== RECORDS FOR THIS TASK

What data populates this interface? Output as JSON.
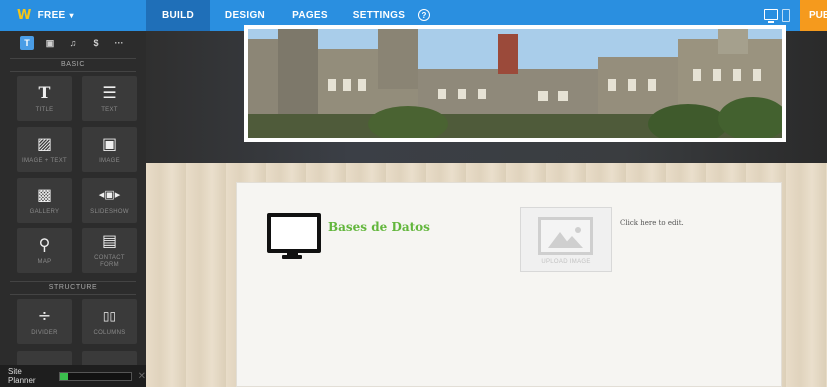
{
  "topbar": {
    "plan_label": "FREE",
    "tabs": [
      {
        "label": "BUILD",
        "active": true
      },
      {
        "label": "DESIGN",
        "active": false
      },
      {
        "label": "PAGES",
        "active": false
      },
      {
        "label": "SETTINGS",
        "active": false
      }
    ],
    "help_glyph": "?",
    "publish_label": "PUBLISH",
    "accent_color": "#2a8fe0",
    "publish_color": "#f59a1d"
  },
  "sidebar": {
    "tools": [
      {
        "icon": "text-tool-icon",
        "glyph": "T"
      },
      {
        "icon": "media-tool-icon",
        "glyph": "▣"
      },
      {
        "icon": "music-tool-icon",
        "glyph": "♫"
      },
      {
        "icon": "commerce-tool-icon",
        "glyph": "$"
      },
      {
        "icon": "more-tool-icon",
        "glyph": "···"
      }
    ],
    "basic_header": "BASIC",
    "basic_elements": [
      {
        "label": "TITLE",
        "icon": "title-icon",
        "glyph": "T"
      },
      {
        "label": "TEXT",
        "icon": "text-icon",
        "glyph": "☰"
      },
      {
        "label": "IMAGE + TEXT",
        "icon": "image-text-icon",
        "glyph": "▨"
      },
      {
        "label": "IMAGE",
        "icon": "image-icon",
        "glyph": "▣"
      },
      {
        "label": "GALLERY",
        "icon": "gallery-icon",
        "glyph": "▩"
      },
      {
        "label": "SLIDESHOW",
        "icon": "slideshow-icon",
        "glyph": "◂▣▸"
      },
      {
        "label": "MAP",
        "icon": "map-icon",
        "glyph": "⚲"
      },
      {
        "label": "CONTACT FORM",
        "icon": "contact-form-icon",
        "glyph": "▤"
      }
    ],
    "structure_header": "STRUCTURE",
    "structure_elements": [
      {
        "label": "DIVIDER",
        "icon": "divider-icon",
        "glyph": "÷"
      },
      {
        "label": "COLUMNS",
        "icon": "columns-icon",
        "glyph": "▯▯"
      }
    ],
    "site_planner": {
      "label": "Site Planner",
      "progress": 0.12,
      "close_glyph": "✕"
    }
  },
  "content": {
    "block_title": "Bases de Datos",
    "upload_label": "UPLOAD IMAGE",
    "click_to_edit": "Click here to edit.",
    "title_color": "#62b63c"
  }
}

====
== RECORDS FOR THIS TASK

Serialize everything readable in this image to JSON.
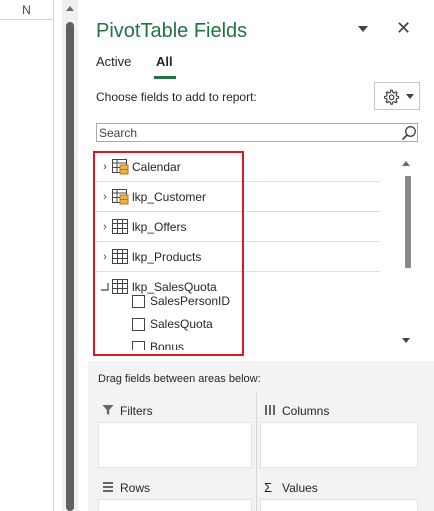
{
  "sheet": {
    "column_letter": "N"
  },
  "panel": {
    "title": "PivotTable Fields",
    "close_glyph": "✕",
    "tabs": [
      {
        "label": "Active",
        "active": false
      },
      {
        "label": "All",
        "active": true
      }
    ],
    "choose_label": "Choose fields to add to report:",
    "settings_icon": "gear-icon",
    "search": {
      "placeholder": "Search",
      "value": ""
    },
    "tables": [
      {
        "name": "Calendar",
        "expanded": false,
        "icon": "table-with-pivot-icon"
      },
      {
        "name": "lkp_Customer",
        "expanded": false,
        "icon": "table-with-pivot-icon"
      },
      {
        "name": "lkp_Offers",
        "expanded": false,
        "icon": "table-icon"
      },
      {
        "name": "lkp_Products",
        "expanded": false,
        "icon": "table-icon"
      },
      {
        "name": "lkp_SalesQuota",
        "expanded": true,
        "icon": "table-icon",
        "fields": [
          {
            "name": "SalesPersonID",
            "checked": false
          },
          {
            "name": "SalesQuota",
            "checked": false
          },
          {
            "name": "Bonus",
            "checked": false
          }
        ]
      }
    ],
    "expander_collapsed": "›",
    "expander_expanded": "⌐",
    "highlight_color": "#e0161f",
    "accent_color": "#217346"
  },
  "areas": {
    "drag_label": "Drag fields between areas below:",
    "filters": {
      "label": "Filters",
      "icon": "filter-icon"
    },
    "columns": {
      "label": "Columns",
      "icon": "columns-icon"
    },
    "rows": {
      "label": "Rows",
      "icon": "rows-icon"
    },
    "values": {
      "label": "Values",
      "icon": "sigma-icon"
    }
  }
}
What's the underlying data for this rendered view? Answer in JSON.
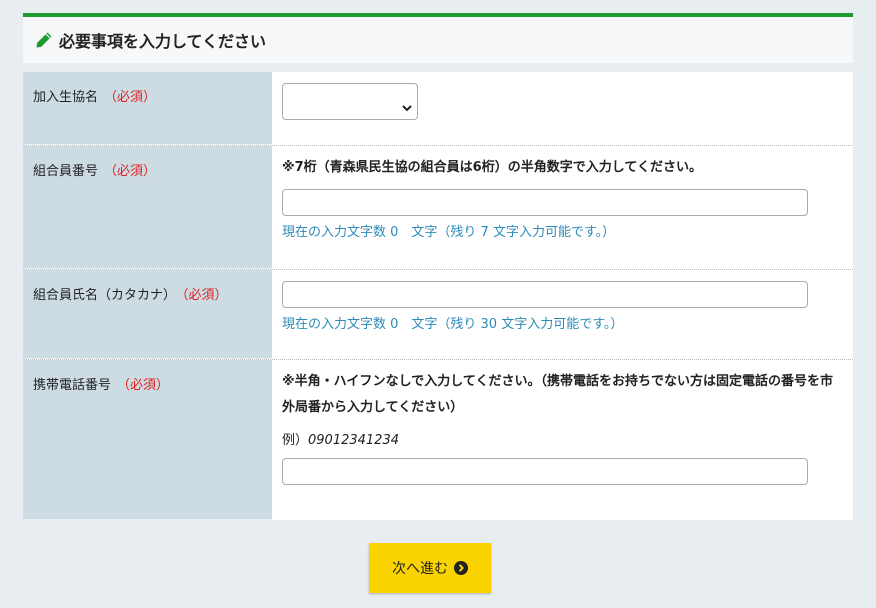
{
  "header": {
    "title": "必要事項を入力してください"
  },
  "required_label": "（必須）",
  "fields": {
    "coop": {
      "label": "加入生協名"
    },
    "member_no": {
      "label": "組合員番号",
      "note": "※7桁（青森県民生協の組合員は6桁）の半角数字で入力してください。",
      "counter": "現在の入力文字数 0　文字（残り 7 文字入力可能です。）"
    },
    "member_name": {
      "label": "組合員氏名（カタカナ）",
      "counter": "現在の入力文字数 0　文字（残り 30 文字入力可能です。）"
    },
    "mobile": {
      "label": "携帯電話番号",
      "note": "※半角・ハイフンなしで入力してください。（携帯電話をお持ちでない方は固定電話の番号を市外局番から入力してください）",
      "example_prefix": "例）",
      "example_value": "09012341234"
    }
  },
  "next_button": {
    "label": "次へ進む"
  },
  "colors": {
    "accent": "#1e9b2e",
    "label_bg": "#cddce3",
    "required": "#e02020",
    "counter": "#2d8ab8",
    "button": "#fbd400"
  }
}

====

WRITTEN REQUEST: Determine how many lines of this listing contain "JSON", and give only the number.

PROBLEM SOLUTION: 3